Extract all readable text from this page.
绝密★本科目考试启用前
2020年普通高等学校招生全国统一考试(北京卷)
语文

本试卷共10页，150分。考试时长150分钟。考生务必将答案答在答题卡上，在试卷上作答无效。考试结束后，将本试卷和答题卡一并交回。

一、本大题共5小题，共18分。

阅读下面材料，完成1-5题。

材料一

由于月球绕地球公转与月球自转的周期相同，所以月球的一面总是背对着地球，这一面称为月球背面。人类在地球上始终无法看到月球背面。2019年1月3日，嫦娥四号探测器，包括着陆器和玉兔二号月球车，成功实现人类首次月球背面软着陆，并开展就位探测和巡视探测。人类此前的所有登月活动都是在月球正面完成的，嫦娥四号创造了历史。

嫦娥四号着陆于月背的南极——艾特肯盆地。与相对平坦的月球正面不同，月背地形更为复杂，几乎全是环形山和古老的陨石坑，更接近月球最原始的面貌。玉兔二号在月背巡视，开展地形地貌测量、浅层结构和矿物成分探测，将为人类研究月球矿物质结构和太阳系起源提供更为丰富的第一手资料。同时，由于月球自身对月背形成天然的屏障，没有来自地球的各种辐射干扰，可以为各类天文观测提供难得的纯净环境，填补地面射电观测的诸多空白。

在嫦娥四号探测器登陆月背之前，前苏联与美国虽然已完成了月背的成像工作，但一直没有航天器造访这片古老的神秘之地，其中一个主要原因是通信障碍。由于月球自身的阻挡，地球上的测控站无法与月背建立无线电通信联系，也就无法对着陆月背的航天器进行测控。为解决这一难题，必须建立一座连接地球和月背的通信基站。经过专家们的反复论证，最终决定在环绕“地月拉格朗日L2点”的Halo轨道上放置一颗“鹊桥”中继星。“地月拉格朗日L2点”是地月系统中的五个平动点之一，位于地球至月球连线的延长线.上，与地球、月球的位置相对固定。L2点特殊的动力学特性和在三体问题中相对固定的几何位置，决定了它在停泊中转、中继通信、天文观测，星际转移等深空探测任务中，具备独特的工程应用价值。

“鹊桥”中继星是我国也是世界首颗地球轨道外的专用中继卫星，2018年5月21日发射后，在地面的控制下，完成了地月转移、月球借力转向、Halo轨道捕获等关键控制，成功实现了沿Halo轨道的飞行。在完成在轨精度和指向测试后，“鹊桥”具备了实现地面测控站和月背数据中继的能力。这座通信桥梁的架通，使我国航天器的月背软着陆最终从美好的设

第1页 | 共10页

EXERCISE TASK → Reproduce each entry exactly, leaving out nothing.

EXERCISE OUTPUT →
Extract all readable text from this page.
绝密★本科目考试启用前
2020年普通高等学校招生全国统一考试(北京卷)
语文

本试卷共10页，150分。考试时长150分钟。考生务必将答案答在答题卡上，在试卷上作答无效。考试结束后，将本试卷和答题卡一并交回。

一、本大题共5小题，共18分。

阅读下面材料，完成1-5题。

材料一

由于月球绕地球公转与月球自转的周期相同，所以月球的一面总是背对着地球，这一面称为月球背面。人类在地球上始终无法看到月球背面。2019年1月3日，嫦娥四号探测器，包括着陆器和玉兔二号月球车，成功实现人类首次月球背面软着陆，并开展就位探测和巡视探测。人类此前的所有登月活动都是在月球正面完成的，嫦娥四号创造了历史。

嫦娥四号着陆于月背的南极——艾特肯盆地。与相对平坦的月球正面不同，月背地形更为复杂，几乎全是环形山和古老的陨石坑，更接近月球最原始的面貌。玉兔二号在月背巡视，开展地形地貌测量、浅层结构和矿物成分探测，将为人类研究月球矿物质结构和太阳系起源提供更为丰富的第一手资料。同时，由于月球自身对月背形成天然的屏障，没有来自地球的各种辐射干扰，可以为各类天文观测提供难得的纯净环境，填补地面射电观测的诸多空白。

在嫦娥四号探测器登陆月背之前，前苏联与美国虽然已完成了月背的成像工作，但一直没有航天器造访这片古老的神秘之地，其中一个主要原因是通信障碍。由于月球自身的阻挡，地球上的测控站无法与月背建立无线电通信联系，也就无法对着陆月背的航天器进行测控。为解决这一难题，必须建立一座连接地球和月背的通信基站。经过专家们的反复论证，最终决定在环绕“地月拉格朗日L2点”的Halo轨道上放置一颗“鹊桥”中继星。“地月拉格朗日L2点”是地月系统中的五个平动点之一，位于地球至月球连线的延长线.上，与地球、月球的位置相对固定。L2点特殊的动力学特性和在三体问题中相对固定的几何位置，决定了它在停泊中转、中继通信、天文观测，星际转移等深空探测任务中，具备独特的工程应用价值。

“鹊桥”中继星是我国也是世界首颗地球轨道外的专用中继卫星，2018年5月21日发射后，在地面的控制下，完成了地月转移、月球借力转向、Halo轨道捕获等关键控制，成功实现了沿Halo轨道的飞行。在完成在轨精度和指向测试后，“鹊桥”具备了实现地面测控站和月背数据中继的能力。这座通信桥梁的架通，使我国航天器的月背软着陆最终从美好的设

第1页 | 共10页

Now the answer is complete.